▼
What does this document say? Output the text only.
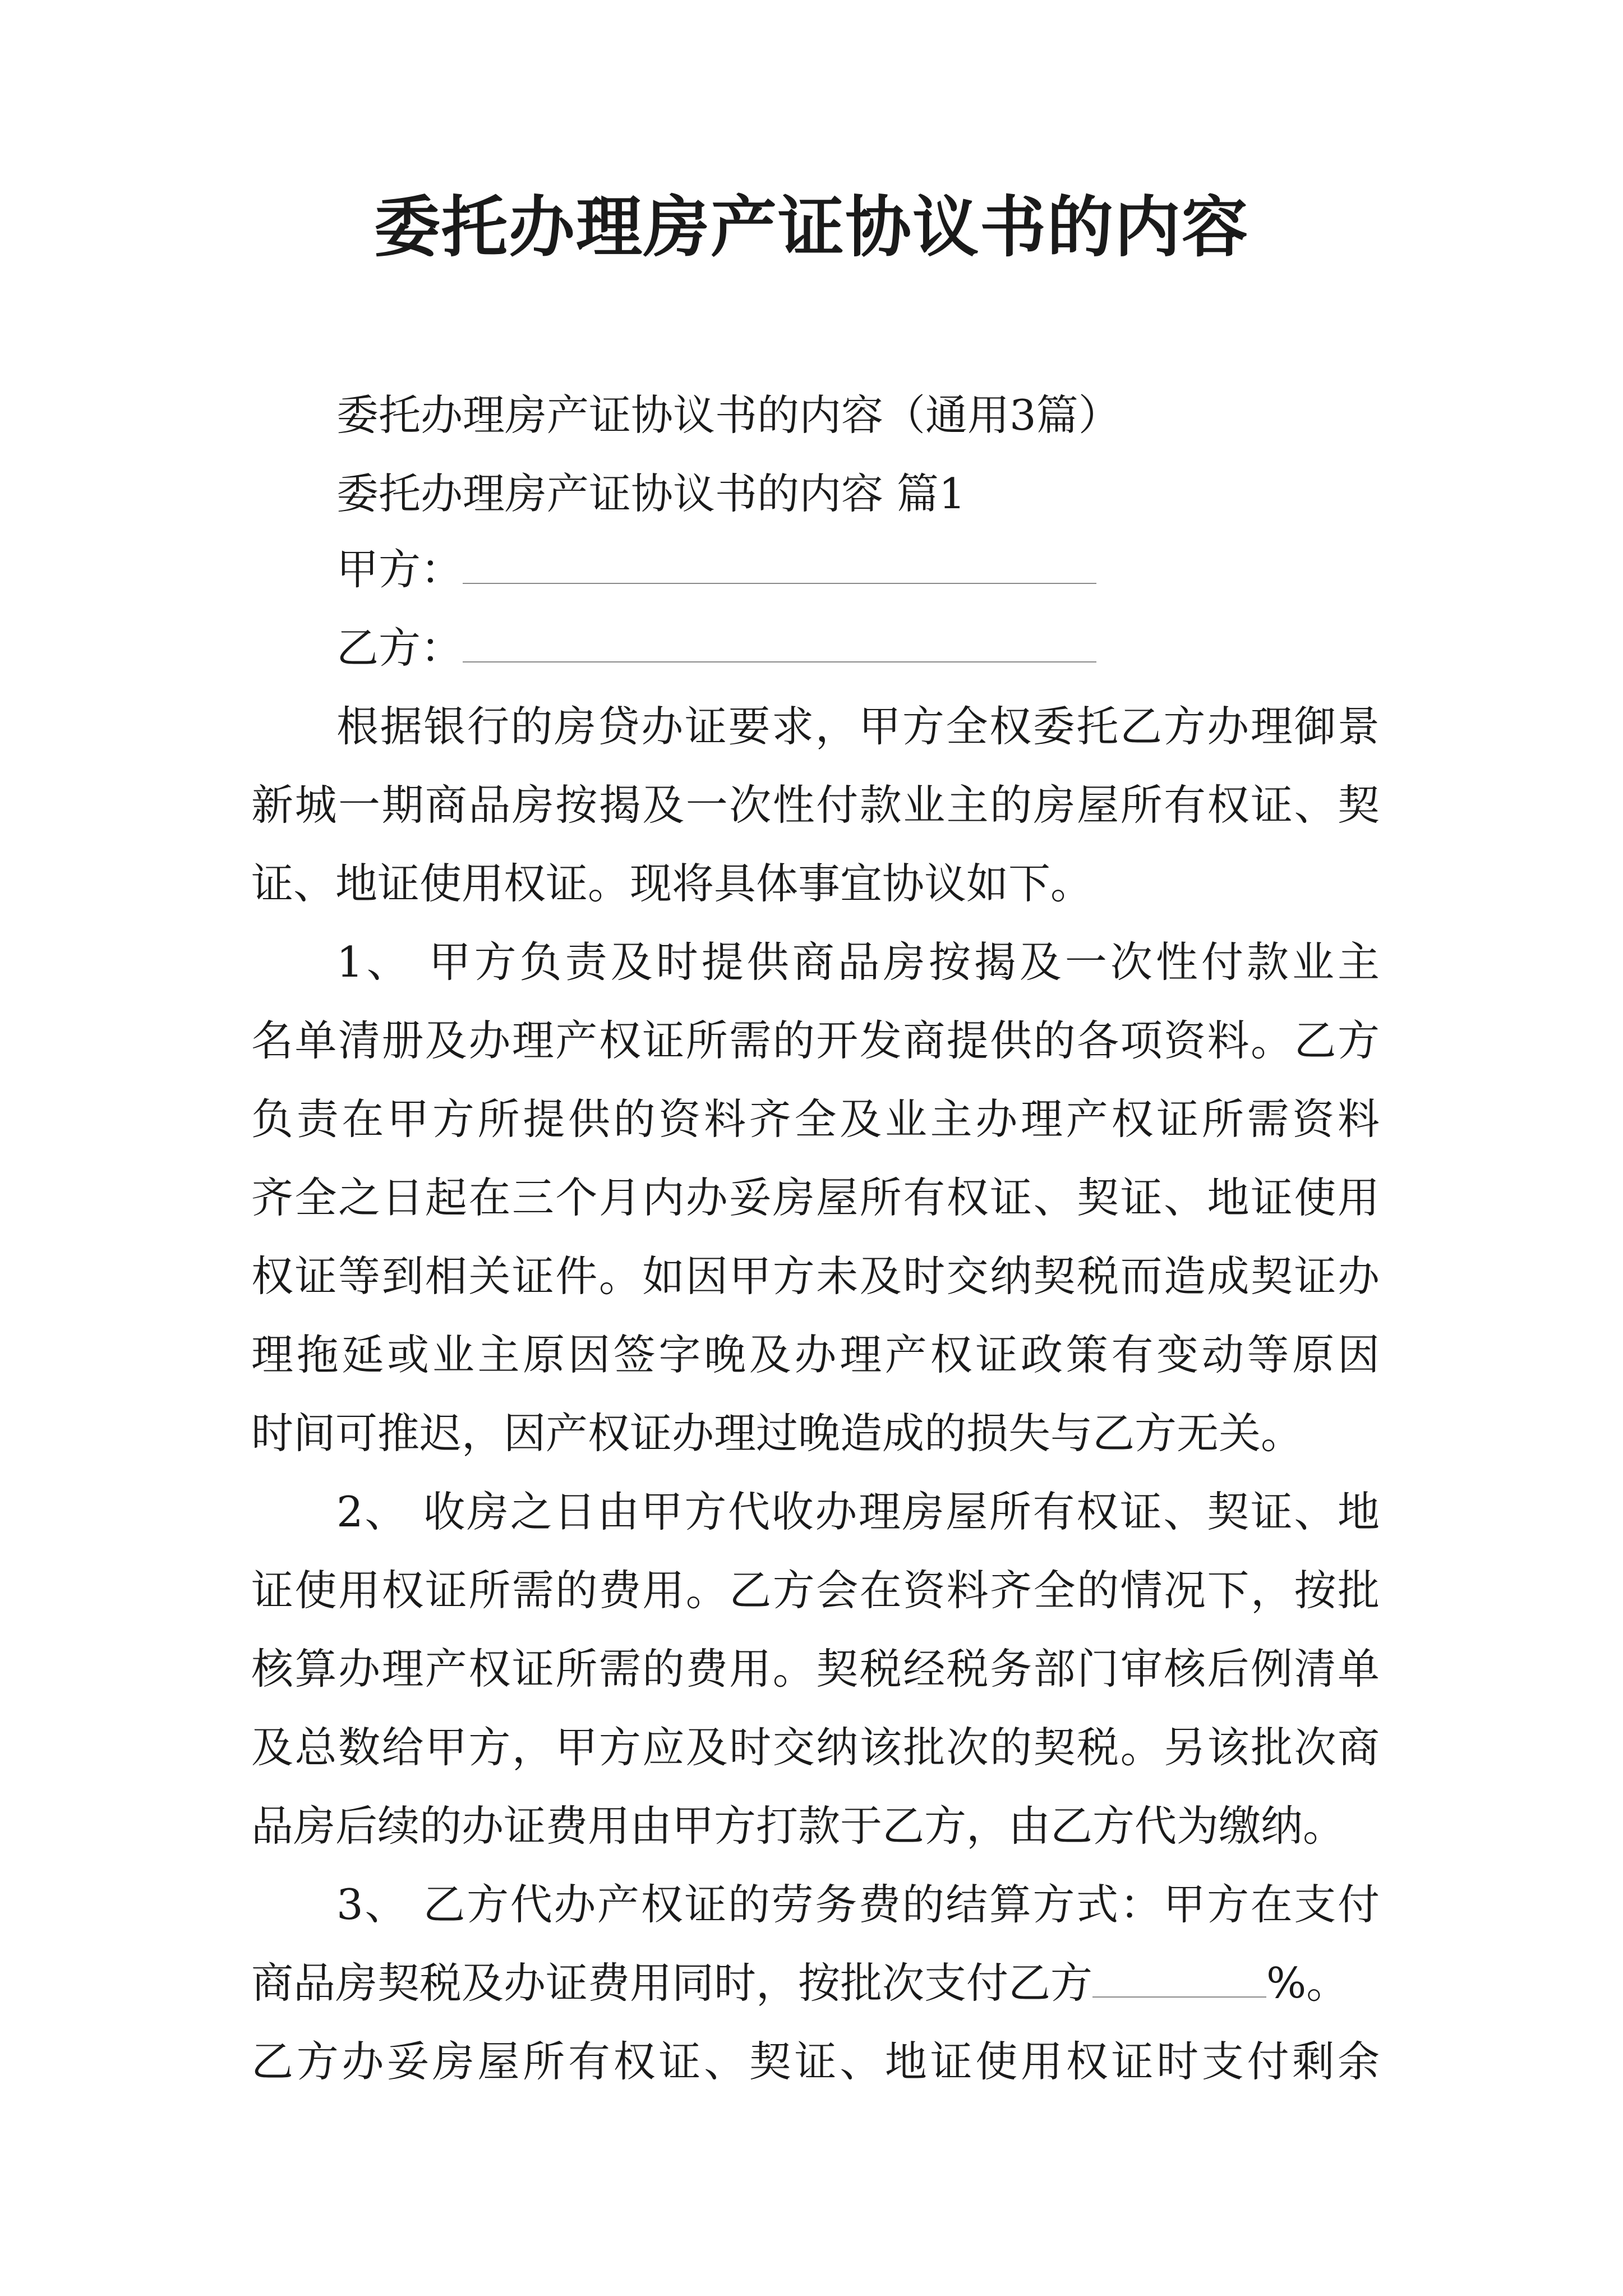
委托办理房产证协议书的内容

委托办理房产证协议书的内容（通用3篇）

委托办理房产证协议书的内容 篇1

甲方：

乙方：

根据银行的房贷办证要求，甲方全权委托乙方办理御景

新城一期商品房按揭及一次性付款业主的房屋所有权证、契

证、地证使用权证。现将具体事宜协议如下。

1、 甲方负责及时提供商品房按揭及一次性付款业主

名单清册及办理产权证所需的开发商提供的各项资料。乙方

负责在甲方所提供的资料齐全及业主办理产权证所需资料

齐全之日起在三个月内办妥房屋所有权证、契证、地证使用

权证等到相关证件。如因甲方未及时交纳契税而造成契证办

理拖延或业主原因签字晚及办理产权证政策有变动等原因

时间可推迟，因产权证办理过晚造成的损失与乙方无关。

2、 收房之日由甲方代收办理房屋所有权证、契证、地

证使用权证所需的费用。乙方会在资料齐全的情况下，按批

核算办理产权证所需的费用。契税经税务部门审核后例清单

及总数给甲方，甲方应及时交纳该批次的契税。另该批次商

品房后续的办证费用由甲方打款于乙方，由乙方代为缴纳。

3、 乙方代办产权证的劳务费的结算方式：甲方在支付

商品房契税及办证费用同时，按批次支付乙方	%。

乙方办妥房屋所有权证、契证、地证使用权证时支付剩余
▲
▶ EXERCISE DETAILS
Pictures are to be left out; the records above must be repeated word for word.

▶ RESULT
What does this document say? Output the text only.
委托办理房产证协议书的内容

委托办理房产证协议书的内容（通用3篇）

委托办理房产证协议书的内容 篇1

甲方：

乙方：

根据银行的房贷办证要求，甲方全权委托乙方办理御景

新城一期商品房按揭及一次性付款业主的房屋所有权证、契

证、地证使用权证。现将具体事宜协议如下。

1、 甲方负责及时提供商品房按揭及一次性付款业主

名单清册及办理产权证所需的开发商提供的各项资料。乙方

负责在甲方所提供的资料齐全及业主办理产权证所需资料

齐全之日起在三个月内办妥房屋所有权证、契证、地证使用

权证等到相关证件。如因甲方未及时交纳契税而造成契证办

理拖延或业主原因签字晚及办理产权证政策有变动等原因

时间可推迟，因产权证办理过晚造成的损失与乙方无关。

2、 收房之日由甲方代收办理房屋所有权证、契证、地

证使用权证所需的费用。乙方会在资料齐全的情况下，按批

核算办理产权证所需的费用。契税经税务部门审核后例清单

及总数给甲方，甲方应及时交纳该批次的契税。另该批次商

品房后续的办证费用由甲方打款于乙方，由乙方代为缴纳。

3、 乙方代办产权证的劳务费的结算方式：甲方在支付

商品房契税及办证费用同时，按批次支付乙方	%。

乙方办妥房屋所有权证、契证、地证使用权证时支付剩余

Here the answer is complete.